→ **What to work on**: Write out every line of the material exactly as it appears.

Entries from a dataset:

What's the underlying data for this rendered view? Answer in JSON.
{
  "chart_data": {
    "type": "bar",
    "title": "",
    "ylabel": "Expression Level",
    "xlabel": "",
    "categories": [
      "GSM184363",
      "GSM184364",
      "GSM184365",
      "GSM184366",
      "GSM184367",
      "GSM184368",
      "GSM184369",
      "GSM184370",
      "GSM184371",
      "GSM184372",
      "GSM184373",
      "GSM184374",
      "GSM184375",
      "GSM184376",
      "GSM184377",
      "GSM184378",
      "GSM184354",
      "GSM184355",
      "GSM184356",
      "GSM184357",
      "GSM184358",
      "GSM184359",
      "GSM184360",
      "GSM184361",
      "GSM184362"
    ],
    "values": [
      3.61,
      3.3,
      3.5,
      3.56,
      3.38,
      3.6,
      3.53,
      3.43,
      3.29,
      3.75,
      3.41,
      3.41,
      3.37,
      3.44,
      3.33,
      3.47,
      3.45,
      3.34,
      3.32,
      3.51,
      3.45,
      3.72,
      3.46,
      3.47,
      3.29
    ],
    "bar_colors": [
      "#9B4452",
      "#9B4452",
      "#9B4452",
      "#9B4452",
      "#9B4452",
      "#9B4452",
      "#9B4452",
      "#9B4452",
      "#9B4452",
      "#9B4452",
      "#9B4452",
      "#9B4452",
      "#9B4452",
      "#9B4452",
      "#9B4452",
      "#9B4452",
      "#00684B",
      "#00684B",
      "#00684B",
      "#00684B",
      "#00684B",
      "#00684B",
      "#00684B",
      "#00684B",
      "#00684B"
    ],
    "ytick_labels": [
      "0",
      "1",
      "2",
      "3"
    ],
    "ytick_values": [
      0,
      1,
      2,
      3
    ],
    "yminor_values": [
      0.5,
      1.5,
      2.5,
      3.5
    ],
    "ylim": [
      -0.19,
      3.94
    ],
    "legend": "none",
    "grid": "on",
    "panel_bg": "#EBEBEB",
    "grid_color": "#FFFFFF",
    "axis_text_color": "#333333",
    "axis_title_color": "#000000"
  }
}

→ **Final result**:
What's the underlying data for this rendered view? Answer in JSON.
{
  "chart_data": {
    "type": "bar",
    "title": "",
    "ylabel": "Expression Level",
    "xlabel": "",
    "categories": [
      "GSM184363",
      "GSM184364",
      "GSM184365",
      "GSM184366",
      "GSM184367",
      "GSM184368",
      "GSM184369",
      "GSM184370",
      "GSM184371",
      "GSM184372",
      "GSM184373",
      "GSM184374",
      "GSM184375",
      "GSM184376",
      "GSM184377",
      "GSM184378",
      "GSM184354",
      "GSM184355",
      "GSM184356",
      "GSM184357",
      "GSM184358",
      "GSM184359",
      "GSM184360",
      "GSM184361",
      "GSM184362"
    ],
    "values": [
      3.61,
      3.3,
      3.5,
      3.56,
      3.38,
      3.6,
      3.53,
      3.43,
      3.29,
      3.75,
      3.41,
      3.41,
      3.37,
      3.44,
      3.33,
      3.47,
      3.45,
      3.34,
      3.32,
      3.51,
      3.45,
      3.72,
      3.46,
      3.47,
      3.29
    ],
    "bar_colors": [
      "#9B4452",
      "#9B4452",
      "#9B4452",
      "#9B4452",
      "#9B4452",
      "#9B4452",
      "#9B4452",
      "#9B4452",
      "#9B4452",
      "#9B4452",
      "#9B4452",
      "#9B4452",
      "#9B4452",
      "#9B4452",
      "#9B4452",
      "#9B4452",
      "#00684B",
      "#00684B",
      "#00684B",
      "#00684B",
      "#00684B",
      "#00684B",
      "#00684B",
      "#00684B",
      "#00684B"
    ],
    "ytick_labels": [
      "0",
      "1",
      "2",
      "3"
    ],
    "ytick_values": [
      0,
      1,
      2,
      3
    ],
    "yminor_values": [
      0.5,
      1.5,
      2.5,
      3.5
    ],
    "ylim": [
      -0.19,
      3.94
    ],
    "legend": "none",
    "grid": "on",
    "panel_bg": "#EBEBEB",
    "grid_color": "#FFFFFF",
    "axis_text_color": "#333333",
    "axis_title_color": "#000000"
  }
}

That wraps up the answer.